• _WHAT IS ASKED_: Every entry that follows needs to be repeated exactly.
** Begin DATASET RECORDS **
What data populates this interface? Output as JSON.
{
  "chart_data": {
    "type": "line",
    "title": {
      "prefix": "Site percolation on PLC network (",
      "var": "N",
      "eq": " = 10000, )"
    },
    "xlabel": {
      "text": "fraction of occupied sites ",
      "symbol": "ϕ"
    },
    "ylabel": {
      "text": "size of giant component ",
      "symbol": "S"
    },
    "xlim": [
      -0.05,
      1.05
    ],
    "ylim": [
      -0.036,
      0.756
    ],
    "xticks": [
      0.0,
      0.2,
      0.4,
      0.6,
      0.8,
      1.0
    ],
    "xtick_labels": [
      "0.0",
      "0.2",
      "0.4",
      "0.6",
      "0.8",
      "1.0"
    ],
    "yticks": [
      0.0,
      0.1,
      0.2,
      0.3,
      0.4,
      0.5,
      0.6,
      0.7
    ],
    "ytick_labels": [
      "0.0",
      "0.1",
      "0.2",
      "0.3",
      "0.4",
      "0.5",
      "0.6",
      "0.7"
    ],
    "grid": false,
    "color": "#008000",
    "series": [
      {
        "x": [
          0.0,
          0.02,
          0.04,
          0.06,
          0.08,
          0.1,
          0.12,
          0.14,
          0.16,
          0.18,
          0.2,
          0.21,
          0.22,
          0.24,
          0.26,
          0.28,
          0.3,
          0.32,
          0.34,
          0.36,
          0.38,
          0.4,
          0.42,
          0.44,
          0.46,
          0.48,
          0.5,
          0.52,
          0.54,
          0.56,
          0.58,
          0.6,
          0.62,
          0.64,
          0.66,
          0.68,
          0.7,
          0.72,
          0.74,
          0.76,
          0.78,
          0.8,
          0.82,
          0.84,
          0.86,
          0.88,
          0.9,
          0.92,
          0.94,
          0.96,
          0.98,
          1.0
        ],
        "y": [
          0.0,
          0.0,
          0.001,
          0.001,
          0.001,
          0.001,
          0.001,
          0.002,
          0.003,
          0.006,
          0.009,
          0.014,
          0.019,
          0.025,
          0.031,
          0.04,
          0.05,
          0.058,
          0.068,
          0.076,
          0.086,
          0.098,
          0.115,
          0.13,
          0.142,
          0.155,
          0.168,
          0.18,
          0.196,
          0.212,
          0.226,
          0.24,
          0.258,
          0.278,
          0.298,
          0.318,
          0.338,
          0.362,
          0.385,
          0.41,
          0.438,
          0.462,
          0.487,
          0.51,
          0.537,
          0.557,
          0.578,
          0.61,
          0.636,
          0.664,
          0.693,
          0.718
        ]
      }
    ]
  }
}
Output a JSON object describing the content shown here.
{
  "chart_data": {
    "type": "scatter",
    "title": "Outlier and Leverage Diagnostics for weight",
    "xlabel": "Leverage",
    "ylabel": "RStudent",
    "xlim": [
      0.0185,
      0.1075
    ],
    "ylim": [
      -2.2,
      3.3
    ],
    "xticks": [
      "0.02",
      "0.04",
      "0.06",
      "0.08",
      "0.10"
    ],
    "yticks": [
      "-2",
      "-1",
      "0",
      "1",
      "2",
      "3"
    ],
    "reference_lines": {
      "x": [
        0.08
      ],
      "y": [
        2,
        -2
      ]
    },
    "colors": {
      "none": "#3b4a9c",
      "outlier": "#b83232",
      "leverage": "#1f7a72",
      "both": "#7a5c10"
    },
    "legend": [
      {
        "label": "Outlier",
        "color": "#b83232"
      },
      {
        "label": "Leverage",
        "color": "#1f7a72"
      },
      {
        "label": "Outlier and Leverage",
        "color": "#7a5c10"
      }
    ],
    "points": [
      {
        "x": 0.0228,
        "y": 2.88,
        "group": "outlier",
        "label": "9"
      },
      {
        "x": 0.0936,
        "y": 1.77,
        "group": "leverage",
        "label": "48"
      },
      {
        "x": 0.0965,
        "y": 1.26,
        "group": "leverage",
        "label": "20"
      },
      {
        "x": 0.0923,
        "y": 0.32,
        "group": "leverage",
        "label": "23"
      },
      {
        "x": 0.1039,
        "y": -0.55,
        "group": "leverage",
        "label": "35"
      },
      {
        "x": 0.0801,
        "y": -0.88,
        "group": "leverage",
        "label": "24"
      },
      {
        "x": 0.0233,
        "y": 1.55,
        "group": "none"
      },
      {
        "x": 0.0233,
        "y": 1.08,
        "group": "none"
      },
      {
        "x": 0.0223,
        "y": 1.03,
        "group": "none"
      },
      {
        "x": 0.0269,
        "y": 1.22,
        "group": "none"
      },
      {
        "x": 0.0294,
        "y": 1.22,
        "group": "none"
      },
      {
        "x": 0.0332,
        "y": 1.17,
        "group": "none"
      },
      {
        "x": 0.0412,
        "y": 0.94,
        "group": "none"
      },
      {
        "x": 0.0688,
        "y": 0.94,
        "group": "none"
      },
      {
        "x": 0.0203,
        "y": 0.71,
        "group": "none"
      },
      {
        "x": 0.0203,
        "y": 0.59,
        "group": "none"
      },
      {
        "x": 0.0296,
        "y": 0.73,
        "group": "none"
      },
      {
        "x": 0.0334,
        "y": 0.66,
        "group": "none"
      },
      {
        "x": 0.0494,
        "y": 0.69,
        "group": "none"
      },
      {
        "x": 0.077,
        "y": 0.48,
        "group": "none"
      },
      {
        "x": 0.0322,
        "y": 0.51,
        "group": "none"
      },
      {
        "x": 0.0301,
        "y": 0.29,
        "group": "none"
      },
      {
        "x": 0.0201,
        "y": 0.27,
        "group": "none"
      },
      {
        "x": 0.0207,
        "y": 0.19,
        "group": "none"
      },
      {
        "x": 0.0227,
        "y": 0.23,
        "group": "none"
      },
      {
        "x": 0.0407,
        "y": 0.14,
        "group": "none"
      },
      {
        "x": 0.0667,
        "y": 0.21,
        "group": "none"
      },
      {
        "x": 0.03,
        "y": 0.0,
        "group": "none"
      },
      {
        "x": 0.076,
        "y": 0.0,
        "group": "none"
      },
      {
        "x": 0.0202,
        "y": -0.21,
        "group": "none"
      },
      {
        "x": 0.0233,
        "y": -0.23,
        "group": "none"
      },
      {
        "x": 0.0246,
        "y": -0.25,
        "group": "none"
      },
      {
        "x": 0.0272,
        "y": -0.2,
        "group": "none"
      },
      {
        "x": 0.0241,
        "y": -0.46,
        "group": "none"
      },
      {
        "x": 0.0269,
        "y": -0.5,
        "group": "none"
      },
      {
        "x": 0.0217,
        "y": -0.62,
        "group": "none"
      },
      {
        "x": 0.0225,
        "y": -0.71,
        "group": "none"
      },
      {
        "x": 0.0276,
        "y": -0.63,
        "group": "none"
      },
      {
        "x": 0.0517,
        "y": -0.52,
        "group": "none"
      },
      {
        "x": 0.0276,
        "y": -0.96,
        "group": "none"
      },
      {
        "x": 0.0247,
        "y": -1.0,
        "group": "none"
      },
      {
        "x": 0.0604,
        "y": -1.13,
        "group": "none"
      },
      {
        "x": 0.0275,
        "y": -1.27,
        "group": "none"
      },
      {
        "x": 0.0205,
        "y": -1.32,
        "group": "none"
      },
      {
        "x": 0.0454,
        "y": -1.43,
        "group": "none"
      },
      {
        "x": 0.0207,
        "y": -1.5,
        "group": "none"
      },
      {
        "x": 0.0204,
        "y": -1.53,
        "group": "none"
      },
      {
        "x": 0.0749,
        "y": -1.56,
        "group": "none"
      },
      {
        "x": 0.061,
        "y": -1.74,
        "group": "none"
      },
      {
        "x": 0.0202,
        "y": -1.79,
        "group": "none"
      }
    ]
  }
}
** End DATASET RECORDS **
• _SOLUTION TO THE PROBLEM_:
What data populates this interface? Output as JSON.
{
  "chart_data": {
    "type": "line",
    "title": {
      "prefix": "Site percolation on PLC network (",
      "var": "N",
      "eq": " = 10000, )"
    },
    "xlabel": {
      "text": "fraction of occupied sites ",
      "symbol": "ϕ"
    },
    "ylabel": {
      "text": "size of giant component ",
      "symbol": "S"
    },
    "xlim": [
      -0.05,
      1.05
    ],
    "ylim": [
      -0.036,
      0.756
    ],
    "xticks": [
      0.0,
      0.2,
      0.4,
      0.6,
      0.8,
      1.0
    ],
    "xtick_labels": [
      "0.0",
      "0.2",
      "0.4",
      "0.6",
      "0.8",
      "1.0"
    ],
    "yticks": [
      0.0,
      0.1,
      0.2,
      0.3,
      0.4,
      0.5,
      0.6,
      0.7
    ],
    "ytick_labels": [
      "0.0",
      "0.1",
      "0.2",
      "0.3",
      "0.4",
      "0.5",
      "0.6",
      "0.7"
    ],
    "grid": false,
    "color": "#008000",
    "series": [
      {
        "x": [
          0.0,
          0.02,
          0.04,
          0.06,
          0.08,
          0.1,
          0.12,
          0.14,
          0.16,
          0.18,
          0.2,
          0.21,
          0.22,
          0.24,
          0.26,
          0.28,
          0.3,
          0.32,
          0.34,
          0.36,
          0.38,
          0.4,
          0.42,
          0.44,
          0.46,
          0.48,
          0.5,
          0.52,
          0.54,
          0.56,
          0.58,
          0.6,
          0.62,
          0.64,
          0.66,
          0.68,
          0.7,
          0.72,
          0.74,
          0.76,
          0.78,
          0.8,
          0.82,
          0.84,
          0.86,
          0.88,
          0.9,
          0.92,
          0.94,
          0.96,
          0.98,
          1.0
        ],
        "y": [
          0.0,
          0.0,
          0.001,
          0.001,
          0.001,
          0.001,
          0.001,
          0.002,
          0.003,
          0.006,
          0.009,
          0.014,
          0.019,
          0.025,
          0.031,
          0.04,
          0.05,
          0.058,
          0.068,
          0.076,
          0.086,
          0.098,
          0.115,
          0.13,
          0.142,
          0.155,
          0.168,
          0.18,
          0.196,
          0.212,
          0.226,
          0.24,
          0.258,
          0.278,
          0.298,
          0.318,
          0.338,
          0.362,
          0.385,
          0.41,
          0.438,
          0.462,
          0.487,
          0.51,
          0.537,
          0.557,
          0.578,
          0.61,
          0.636,
          0.664,
          0.693,
          0.718
        ]
      }
    ]
  }
}
Output a JSON object describing the content shown here.
{
  "chart_data": {
    "type": "scatter",
    "title": "Outlier and Leverage Diagnostics for weight",
    "xlabel": "Leverage",
    "ylabel": "RStudent",
    "xlim": [
      0.0185,
      0.1075
    ],
    "ylim": [
      -2.2,
      3.3
    ],
    "xticks": [
      "0.02",
      "0.04",
      "0.06",
      "0.08",
      "0.10"
    ],
    "yticks": [
      "-2",
      "-1",
      "0",
      "1",
      "2",
      "3"
    ],
    "reference_lines": {
      "x": [
        0.08
      ],
      "y": [
        2,
        -2
      ]
    },
    "colors": {
      "none": "#3b4a9c",
      "outlier": "#b83232",
      "leverage": "#1f7a72",
      "both": "#7a5c10"
    },
    "legend": [
      {
        "label": "Outlier",
        "color": "#b83232"
      },
      {
        "label": "Leverage",
        "color": "#1f7a72"
      },
      {
        "label": "Outlier and Leverage",
        "color": "#7a5c10"
      }
    ],
    "points": [
      {
        "x": 0.0228,
        "y": 2.88,
        "group": "outlier",
        "label": "9"
      },
      {
        "x": 0.0936,
        "y": 1.77,
        "group": "leverage",
        "label": "48"
      },
      {
        "x": 0.0965,
        "y": 1.26,
        "group": "leverage",
        "label": "20"
      },
      {
        "x": 0.0923,
        "y": 0.32,
        "group": "leverage",
        "label": "23"
      },
      {
        "x": 0.1039,
        "y": -0.55,
        "group": "leverage",
        "label": "35"
      },
      {
        "x": 0.0801,
        "y": -0.88,
        "group": "leverage",
        "label": "24"
      },
      {
        "x": 0.0233,
        "y": 1.55,
        "group": "none"
      },
      {
        "x": 0.0233,
        "y": 1.08,
        "group": "none"
      },
      {
        "x": 0.0223,
        "y": 1.03,
        "group": "none"
      },
      {
        "x": 0.0269,
        "y": 1.22,
        "group": "none"
      },
      {
        "x": 0.0294,
        "y": 1.22,
        "group": "none"
      },
      {
        "x": 0.0332,
        "y": 1.17,
        "group": "none"
      },
      {
        "x": 0.0412,
        "y": 0.94,
        "group": "none"
      },
      {
        "x": 0.0688,
        "y": 0.94,
        "group": "none"
      },
      {
        "x": 0.0203,
        "y": 0.71,
        "group": "none"
      },
      {
        "x": 0.0203,
        "y": 0.59,
        "group": "none"
      },
      {
        "x": 0.0296,
        "y": 0.73,
        "group": "none"
      },
      {
        "x": 0.0334,
        "y": 0.66,
        "group": "none"
      },
      {
        "x": 0.0494,
        "y": 0.69,
        "group": "none"
      },
      {
        "x": 0.077,
        "y": 0.48,
        "group": "none"
      },
      {
        "x": 0.0322,
        "y": 0.51,
        "group": "none"
      },
      {
        "x": 0.0301,
        "y": 0.29,
        "group": "none"
      },
      {
        "x": 0.0201,
        "y": 0.27,
        "group": "none"
      },
      {
        "x": 0.0207,
        "y": 0.19,
        "group": "none"
      },
      {
        "x": 0.0227,
        "y": 0.23,
        "group": "none"
      },
      {
        "x": 0.0407,
        "y": 0.14,
        "group": "none"
      },
      {
        "x": 0.0667,
        "y": 0.21,
        "group": "none"
      },
      {
        "x": 0.03,
        "y": 0.0,
        "group": "none"
      },
      {
        "x": 0.076,
        "y": 0.0,
        "group": "none"
      },
      {
        "x": 0.0202,
        "y": -0.21,
        "group": "none"
      },
      {
        "x": 0.0233,
        "y": -0.23,
        "group": "none"
      },
      {
        "x": 0.0246,
        "y": -0.25,
        "group": "none"
      },
      {
        "x": 0.0272,
        "y": -0.2,
        "group": "none"
      },
      {
        "x": 0.0241,
        "y": -0.46,
        "group": "none"
      },
      {
        "x": 0.0269,
        "y": -0.5,
        "group": "none"
      },
      {
        "x": 0.0217,
        "y": -0.62,
        "group": "none"
      },
      {
        "x": 0.0225,
        "y": -0.71,
        "group": "none"
      },
      {
        "x": 0.0276,
        "y": -0.63,
        "group": "none"
      },
      {
        "x": 0.0517,
        "y": -0.52,
        "group": "none"
      },
      {
        "x": 0.0276,
        "y": -0.96,
        "group": "none"
      },
      {
        "x": 0.0247,
        "y": -1.0,
        "group": "none"
      },
      {
        "x": 0.0604,
        "y": -1.13,
        "group": "none"
      },
      {
        "x": 0.0275,
        "y": -1.27,
        "group": "none"
      },
      {
        "x": 0.0205,
        "y": -1.32,
        "group": "none"
      },
      {
        "x": 0.0454,
        "y": -1.43,
        "group": "none"
      },
      {
        "x": 0.0207,
        "y": -1.5,
        "group": "none"
      },
      {
        "x": 0.0204,
        "y": -1.53,
        "group": "none"
      },
      {
        "x": 0.0749,
        "y": -1.56,
        "group": "none"
      },
      {
        "x": 0.061,
        "y": -1.74,
        "group": "none"
      },
      {
        "x": 0.0202,
        "y": -1.79,
        "group": "none"
      }
    ]
  }
}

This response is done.